- Tasks to perform -
[A] In the discussion of electron holes, where does the positive charge come from?
[B] List every distinct word or phrase set in quotation marks in the first paragraph of the discussion of electron holes.
[C] Extend the discussion of electron holes past its last line.
** Begin Source excerpt **
In short, the electron gets promoted and "leaves a hole behind". Then, presto chango, this hole "acquires" a positive charge that can be detected by the hall effect. The hall effect is detecting something, no doubt about that. But that "something" is definitely not a "hole" or a lack of electron. Its something with a charge moving with a velocity.
Does anyone *really* know how this stuff works?
- "Its something with a charge moving with a velocity". No, its a hole that moves into the contact with which you measure current/resistance/whatever, aka an electron moving out of the contact.
The positive charge comes from the nuclei in the crystal lattice. The lattice is initially neutral:
- - + + + + + - - -
then an electron is dislodged from a site, leaving a localised negative charge at one location and a localised positive charge at another
- + + + + + - - - -
The localised positive charge is the "hole", and it moves when the electrons near it move in the opposite direction. Here the hole moves left:
- + + + + + - - - -
- - + + + + + - - -
A hole is in some sense imaginary, it just consists of an excess of protons compared to electrons. But it turns out that to describe this excess as a particle with mass and velocity is very useful theoretically. -- Tim Starling 23:39, Feb 3, 2004 (UTC)
** End Source excerpt **
** Begin Material supplied **
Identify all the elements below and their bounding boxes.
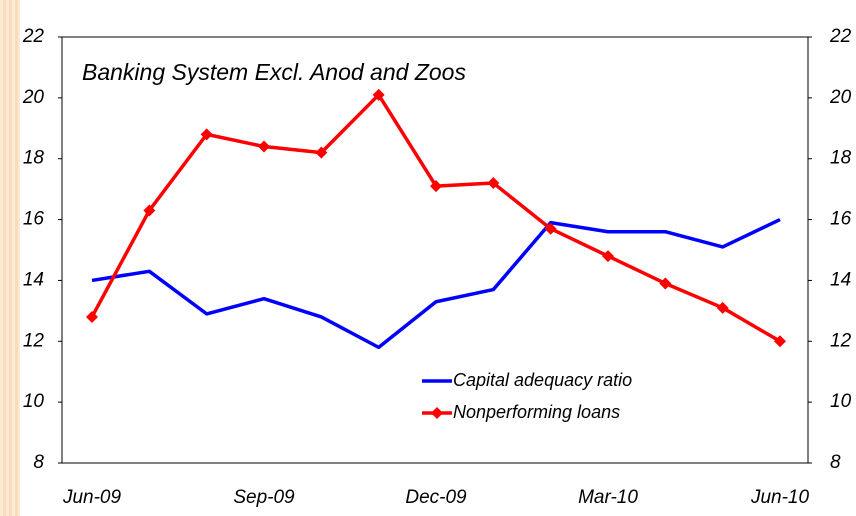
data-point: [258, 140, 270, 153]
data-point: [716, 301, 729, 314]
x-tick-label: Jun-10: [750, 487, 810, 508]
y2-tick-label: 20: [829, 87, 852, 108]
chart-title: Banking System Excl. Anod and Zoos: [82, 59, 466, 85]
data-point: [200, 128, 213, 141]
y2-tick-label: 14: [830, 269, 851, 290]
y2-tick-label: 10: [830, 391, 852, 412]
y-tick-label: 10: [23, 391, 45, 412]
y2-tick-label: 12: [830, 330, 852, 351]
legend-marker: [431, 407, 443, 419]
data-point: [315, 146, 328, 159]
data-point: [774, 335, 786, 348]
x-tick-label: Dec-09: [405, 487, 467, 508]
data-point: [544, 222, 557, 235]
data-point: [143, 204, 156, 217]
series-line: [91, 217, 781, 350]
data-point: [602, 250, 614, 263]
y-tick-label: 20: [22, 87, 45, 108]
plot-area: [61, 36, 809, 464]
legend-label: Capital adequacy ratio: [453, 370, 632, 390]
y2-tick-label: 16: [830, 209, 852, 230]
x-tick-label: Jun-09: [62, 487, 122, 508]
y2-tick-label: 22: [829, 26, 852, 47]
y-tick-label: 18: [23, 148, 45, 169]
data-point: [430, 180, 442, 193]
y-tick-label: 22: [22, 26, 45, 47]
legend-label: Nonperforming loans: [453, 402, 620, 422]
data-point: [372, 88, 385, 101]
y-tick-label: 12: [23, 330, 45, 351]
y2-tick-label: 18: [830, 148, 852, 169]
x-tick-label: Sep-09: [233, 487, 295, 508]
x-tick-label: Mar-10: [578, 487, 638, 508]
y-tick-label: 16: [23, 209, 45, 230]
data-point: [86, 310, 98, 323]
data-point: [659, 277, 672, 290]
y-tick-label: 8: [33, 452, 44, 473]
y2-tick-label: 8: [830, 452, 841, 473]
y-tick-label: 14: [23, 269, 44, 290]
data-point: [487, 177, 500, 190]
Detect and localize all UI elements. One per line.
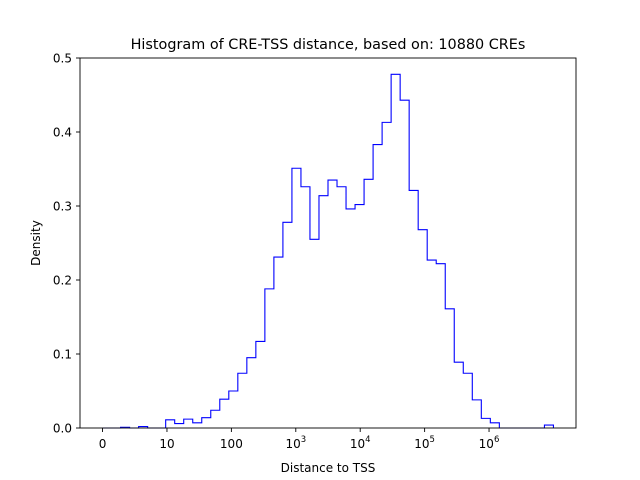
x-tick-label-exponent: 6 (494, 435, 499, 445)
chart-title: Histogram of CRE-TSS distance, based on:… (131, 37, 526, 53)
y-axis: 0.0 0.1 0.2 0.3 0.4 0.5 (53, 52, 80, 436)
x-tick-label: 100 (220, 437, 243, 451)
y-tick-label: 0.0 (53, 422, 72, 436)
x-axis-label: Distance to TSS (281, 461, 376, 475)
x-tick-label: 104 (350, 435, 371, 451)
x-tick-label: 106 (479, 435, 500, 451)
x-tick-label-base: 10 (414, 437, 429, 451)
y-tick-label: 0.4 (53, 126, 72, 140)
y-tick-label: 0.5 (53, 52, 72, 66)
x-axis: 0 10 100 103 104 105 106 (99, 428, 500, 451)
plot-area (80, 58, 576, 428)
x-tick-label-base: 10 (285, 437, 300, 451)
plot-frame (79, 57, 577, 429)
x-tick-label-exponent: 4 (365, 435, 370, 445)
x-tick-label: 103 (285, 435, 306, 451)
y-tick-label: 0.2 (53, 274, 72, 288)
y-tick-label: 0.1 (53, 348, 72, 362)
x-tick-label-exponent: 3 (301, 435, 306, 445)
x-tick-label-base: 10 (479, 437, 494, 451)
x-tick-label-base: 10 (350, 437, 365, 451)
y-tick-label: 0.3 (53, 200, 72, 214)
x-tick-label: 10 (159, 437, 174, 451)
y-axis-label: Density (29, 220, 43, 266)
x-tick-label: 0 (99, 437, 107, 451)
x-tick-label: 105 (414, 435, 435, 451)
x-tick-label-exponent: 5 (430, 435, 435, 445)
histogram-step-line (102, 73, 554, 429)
** End Material supplied **
- Answers provided -
[A] It comes from the nuclei in the crystal lattice.

[B] "leaves a hole behind", "acquires", "something", "hole"

[C]
- I've added a mention of the positive charges which are "unmasked" when a hole sits on a previously neutral atom. In the movie theater, the humans have negative charge, the seats are positive, and a filled seat is neutral while a vacant seat is positive.--Wjbeaty 07:05, August 7, 2005 (UTC)
Do holes repel each other? If they really behave like particles they would. For instance, a metal sphere with a few electrons missing will apparently have all of its charge (positive) migrate to the surface of the sphere and evenly distribute itself. This is confusing to me, though, since the electrons are repelling each other. I would expect them to spread out as far as possible, even if there are less electrons than protons. This could be seen as holes spreading out as far as possible, but they are not real particles, and it is not obvious how they would repel each other. Can someone explain this and include some type of explanation in the article?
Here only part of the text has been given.